▶ GIVEN INSTRUCTION
Gather, from the listing beneath this task, every line holding the string "into".

** START OF PROVIDED DATA **

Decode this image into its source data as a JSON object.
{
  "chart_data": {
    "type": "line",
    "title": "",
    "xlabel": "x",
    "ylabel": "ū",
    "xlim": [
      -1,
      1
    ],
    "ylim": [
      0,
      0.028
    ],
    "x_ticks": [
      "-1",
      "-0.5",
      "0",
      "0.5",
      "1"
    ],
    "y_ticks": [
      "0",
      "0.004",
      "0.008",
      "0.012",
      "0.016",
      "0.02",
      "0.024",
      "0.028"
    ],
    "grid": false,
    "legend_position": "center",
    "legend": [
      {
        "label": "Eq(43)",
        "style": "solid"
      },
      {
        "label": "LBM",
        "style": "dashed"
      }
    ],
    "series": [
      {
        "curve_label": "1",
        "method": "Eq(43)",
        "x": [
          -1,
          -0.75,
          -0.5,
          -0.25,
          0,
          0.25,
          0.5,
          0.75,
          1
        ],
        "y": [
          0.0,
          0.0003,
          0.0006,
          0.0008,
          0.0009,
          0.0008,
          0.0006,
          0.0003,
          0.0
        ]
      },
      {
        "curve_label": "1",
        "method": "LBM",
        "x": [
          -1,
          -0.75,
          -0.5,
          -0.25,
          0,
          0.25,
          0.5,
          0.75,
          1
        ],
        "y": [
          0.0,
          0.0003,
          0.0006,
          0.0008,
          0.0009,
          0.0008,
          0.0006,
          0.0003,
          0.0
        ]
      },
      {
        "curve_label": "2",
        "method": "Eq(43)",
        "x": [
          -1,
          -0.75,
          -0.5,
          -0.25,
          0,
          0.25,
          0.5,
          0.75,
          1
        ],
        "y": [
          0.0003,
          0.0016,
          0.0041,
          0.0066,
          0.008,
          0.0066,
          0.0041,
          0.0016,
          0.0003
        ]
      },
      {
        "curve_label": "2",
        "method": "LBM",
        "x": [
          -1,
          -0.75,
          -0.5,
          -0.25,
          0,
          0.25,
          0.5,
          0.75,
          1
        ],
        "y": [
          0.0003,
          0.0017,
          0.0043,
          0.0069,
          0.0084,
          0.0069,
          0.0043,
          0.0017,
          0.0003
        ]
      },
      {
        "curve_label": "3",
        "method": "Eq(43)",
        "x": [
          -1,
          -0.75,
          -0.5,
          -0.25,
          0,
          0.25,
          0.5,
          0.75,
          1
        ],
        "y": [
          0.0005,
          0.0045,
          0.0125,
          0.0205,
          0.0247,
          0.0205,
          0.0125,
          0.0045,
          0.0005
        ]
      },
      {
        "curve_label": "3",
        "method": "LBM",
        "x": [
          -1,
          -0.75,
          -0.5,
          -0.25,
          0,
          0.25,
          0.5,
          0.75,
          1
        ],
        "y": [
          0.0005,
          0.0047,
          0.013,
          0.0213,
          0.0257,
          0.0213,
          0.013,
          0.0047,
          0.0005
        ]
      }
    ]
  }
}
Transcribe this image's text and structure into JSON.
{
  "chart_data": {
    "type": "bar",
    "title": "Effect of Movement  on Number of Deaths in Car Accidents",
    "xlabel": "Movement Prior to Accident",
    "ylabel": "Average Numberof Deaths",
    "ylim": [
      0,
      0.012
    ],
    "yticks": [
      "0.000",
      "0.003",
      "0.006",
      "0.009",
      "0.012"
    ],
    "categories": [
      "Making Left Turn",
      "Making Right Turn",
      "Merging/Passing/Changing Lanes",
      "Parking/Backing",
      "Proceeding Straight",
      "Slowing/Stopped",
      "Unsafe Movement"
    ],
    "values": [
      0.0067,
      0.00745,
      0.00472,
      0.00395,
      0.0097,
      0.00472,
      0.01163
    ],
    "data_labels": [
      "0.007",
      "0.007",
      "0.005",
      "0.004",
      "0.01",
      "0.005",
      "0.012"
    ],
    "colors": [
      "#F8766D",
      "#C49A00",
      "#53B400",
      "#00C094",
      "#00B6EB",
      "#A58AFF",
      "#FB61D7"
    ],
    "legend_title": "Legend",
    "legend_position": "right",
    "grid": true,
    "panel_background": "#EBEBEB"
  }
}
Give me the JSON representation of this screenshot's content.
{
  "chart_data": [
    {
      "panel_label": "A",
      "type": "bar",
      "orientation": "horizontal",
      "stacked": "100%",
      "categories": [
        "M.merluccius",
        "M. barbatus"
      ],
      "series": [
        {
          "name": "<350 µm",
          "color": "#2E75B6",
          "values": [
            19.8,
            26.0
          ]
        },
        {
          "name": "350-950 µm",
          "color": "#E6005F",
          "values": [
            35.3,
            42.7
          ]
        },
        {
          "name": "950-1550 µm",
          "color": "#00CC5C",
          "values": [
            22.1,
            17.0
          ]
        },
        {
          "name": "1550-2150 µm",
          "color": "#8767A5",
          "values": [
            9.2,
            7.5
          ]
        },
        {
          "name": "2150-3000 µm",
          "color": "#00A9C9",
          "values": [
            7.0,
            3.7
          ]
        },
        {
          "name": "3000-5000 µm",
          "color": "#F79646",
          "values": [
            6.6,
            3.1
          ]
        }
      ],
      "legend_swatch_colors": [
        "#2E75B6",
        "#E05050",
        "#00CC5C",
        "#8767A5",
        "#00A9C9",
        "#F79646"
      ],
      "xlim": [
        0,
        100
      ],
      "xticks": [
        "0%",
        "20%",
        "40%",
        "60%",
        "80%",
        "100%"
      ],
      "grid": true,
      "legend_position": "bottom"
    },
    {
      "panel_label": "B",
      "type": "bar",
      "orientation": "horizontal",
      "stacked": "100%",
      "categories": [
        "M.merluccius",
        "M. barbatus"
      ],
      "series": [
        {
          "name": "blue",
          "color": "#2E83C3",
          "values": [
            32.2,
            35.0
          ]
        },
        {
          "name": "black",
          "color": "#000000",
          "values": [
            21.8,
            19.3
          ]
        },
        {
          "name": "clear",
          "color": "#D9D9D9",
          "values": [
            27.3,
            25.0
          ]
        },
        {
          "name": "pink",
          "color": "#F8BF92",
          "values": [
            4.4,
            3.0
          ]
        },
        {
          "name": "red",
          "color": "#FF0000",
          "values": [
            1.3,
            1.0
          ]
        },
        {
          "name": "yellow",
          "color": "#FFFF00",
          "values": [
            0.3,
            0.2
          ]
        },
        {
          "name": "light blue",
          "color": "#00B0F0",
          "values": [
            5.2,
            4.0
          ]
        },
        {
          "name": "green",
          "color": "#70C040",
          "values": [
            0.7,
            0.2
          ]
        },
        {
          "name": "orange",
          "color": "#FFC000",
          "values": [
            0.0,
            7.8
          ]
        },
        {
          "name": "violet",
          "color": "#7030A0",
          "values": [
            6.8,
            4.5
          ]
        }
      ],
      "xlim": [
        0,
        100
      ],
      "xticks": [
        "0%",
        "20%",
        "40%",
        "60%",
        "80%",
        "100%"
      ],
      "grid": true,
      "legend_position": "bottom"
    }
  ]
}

** END OF PROVIDED DATA **

▶ ANSWER IN FULL
Decode this image into its source data as a JSON object.
Transcribe this image's text and structure into JSON.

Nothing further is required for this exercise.